------ The data

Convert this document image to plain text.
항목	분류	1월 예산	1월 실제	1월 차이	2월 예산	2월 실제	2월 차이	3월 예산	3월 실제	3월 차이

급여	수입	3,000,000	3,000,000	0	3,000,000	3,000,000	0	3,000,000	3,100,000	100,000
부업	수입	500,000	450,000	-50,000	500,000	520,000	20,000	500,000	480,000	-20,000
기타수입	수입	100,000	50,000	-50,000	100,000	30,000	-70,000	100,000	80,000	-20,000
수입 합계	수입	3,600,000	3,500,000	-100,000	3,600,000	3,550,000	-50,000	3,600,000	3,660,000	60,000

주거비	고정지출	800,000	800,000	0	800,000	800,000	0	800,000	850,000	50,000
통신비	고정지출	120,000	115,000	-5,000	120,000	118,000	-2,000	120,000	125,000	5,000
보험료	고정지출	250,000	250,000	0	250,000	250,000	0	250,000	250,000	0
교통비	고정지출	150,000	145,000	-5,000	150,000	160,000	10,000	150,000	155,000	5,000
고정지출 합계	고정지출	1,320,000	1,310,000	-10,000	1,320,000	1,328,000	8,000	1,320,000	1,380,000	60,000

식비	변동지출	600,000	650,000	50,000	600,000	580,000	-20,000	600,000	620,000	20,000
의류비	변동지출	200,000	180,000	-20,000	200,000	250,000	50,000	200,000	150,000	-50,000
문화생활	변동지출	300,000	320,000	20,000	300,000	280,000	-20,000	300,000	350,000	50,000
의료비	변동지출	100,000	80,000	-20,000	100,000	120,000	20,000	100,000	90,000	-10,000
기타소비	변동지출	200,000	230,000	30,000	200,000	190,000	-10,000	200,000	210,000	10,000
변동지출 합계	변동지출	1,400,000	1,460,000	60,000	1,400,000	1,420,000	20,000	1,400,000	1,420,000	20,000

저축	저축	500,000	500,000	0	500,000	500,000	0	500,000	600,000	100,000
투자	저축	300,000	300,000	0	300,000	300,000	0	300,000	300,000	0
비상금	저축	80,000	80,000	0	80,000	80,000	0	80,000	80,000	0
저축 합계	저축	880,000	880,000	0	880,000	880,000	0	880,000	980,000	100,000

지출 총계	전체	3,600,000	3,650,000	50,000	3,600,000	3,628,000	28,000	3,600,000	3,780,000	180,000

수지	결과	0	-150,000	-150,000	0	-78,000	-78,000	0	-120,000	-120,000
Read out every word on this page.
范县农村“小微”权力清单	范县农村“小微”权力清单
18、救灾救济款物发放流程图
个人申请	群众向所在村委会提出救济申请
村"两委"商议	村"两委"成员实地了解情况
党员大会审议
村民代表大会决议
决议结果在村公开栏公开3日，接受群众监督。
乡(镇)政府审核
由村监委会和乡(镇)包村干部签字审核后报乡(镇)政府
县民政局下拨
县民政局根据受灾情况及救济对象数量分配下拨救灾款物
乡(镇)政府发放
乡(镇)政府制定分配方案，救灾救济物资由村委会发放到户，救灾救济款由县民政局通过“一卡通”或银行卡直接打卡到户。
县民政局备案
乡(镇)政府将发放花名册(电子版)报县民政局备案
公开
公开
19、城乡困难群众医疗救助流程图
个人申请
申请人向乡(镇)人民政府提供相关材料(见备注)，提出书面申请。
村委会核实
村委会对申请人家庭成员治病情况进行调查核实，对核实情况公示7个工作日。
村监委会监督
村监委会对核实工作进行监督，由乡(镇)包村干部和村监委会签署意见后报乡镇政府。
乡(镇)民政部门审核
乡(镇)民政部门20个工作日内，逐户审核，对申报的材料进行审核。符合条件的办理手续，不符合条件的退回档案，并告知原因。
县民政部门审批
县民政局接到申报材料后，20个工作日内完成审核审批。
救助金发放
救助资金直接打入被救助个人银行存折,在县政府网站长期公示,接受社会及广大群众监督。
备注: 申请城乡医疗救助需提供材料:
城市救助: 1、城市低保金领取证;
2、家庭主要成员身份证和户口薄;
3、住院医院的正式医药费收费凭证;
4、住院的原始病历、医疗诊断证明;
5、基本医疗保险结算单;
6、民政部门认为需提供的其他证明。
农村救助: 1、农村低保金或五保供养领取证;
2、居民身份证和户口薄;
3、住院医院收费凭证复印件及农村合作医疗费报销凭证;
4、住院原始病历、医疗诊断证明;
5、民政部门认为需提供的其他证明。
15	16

------------

* **Task**:
Every entry should be output exactly as written, please.

* **Task solution**:
Convert this document image to plain text.
항목	분류	1월 예산	1월 실제	1월 차이	2월 예산	2월 실제	2월 차이	3월 예산	3월 실제	3월 차이

급여	수입	3,000,000	3,000,000	0	3,000,000	3,000,000	0	3,000,000	3,100,000	100,000
부업	수입	500,000	450,000	-50,000	500,000	520,000	20,000	500,000	480,000	-20,000
기타수입	수입	100,000	50,000	-50,000	100,000	30,000	-70,000	100,000	80,000	-20,000
수입 합계	수입	3,600,000	3,500,000	-100,000	3,600,000	3,550,000	-50,000	3,600,000	3,660,000	60,000

주거비	고정지출	800,000	800,000	0	800,000	800,000	0	800,000	850,000	50,000
통신비	고정지출	120,000	115,000	-5,000	120,000	118,000	-2,000	120,000	125,000	5,000
보험료	고정지출	250,000	250,000	0	250,000	250,000	0	250,000	250,000	0
교통비	고정지출	150,000	145,000	-5,000	150,000	160,000	10,000	150,000	155,000	5,000
고정지출 합계	고정지출	1,320,000	1,310,000	-10,000	1,320,000	1,328,000	8,000	1,320,000	1,380,000	60,000

식비	변동지출	600,000	650,000	50,000	600,000	580,000	-20,000	600,000	620,000	20,000
의류비	변동지출	200,000	180,000	-20,000	200,000	250,000	50,000	200,000	150,000	-50,000
문화생활	변동지출	300,000	320,000	20,000	300,000	280,000	-20,000	300,000	350,000	50,000
의료비	변동지출	100,000	80,000	-20,000	100,000	120,000	20,000	100,000	90,000	-10,000
기타소비	변동지출	200,000	230,000	30,000	200,000	190,000	-10,000	200,000	210,000	10,000
변동지출 합계	변동지출	1,400,000	1,460,000	60,000	1,400,000	1,420,000	20,000	1,400,000	1,420,000	20,000

저축	저축	500,000	500,000	0	500,000	500,000	0	500,000	600,000	100,000
투자	저축	300,000	300,000	0	300,000	300,000	0	300,000	300,000	0
비상금	저축	80,000	80,000	0	80,000	80,000	0	80,000	80,000	0
저축 합계	저축	880,000	880,000	0	880,000	880,000	0	880,000	980,000	100,000

지출 총계	전체	3,600,000	3,650,000	50,000	3,600,000	3,628,000	28,000	3,600,000	3,780,000	180,000

수지	결과	0	-150,000	-150,000	0	-78,000	-78,000	0	-120,000	-120,000
Read out every word on this page.
范县农村“小微”权力清单	范县农村“小微”权力清单
18、救灾救济款物发放流程图
个人申请	群众向所在村委会提出救济申请
村"两委"商议	村"两委"成员实地了解情况
党员大会审议
村民代表大会决议
决议结果在村公开栏公开3日，接受群众监督。
乡(镇)政府审核
由村监委会和乡(镇)包村干部签字审核后报乡(镇)政府
县民政局下拨
县民政局根据受灾情况及救济对象数量分配下拨救灾款物
乡(镇)政府发放
乡(镇)政府制定分配方案，救灾救济物资由村委会发放到户，救灾救济款由县民政局通过“一卡通”或银行卡直接打卡到户。
县民政局备案
乡(镇)政府将发放花名册(电子版)报县民政局备案
公开
公开
19、城乡困难群众医疗救助流程图
个人申请
申请人向乡(镇)人民政府提供相关材料(见备注)，提出书面申请。
村委会核实
村委会对申请人家庭成员治病情况进行调查核实，对核实情况公示7个工作日。
村监委会监督
村监委会对核实工作进行监督，由乡(镇)包村干部和村监委会签署意见后报乡镇政府。
乡(镇)民政部门审核
乡(镇)民政部门20个工作日内，逐户审核，对申报的材料进行审核。符合条件的办理手续，不符合条件的退回档案，并告知原因。
县民政部门审批
县民政局接到申报材料后，20个工作日内完成审核审批。
救助金发放
救助资金直接打入被救助个人银行存折,在县政府网站长期公示,接受社会及广大群众监督。
备注: 申请城乡医疗救助需提供材料:
城市救助: 1、城市低保金领取证;
2、家庭主要成员身份证和户口薄;
3、住院医院的正式医药费收费凭证;
4、住院的原始病历、医疗诊断证明;
5、基本医疗保险结算单;
6、民政部门认为需提供的其他证明。
农村救助: 1、农村低保金或五保供养领取证;
2、居民身份证和户口薄;
3、住院医院收费凭证复印件及农村合作医疗费报销凭证;
4、住院原始病历、医疗诊断证明;
5、民政部门认为需提供的其他证明。
15	16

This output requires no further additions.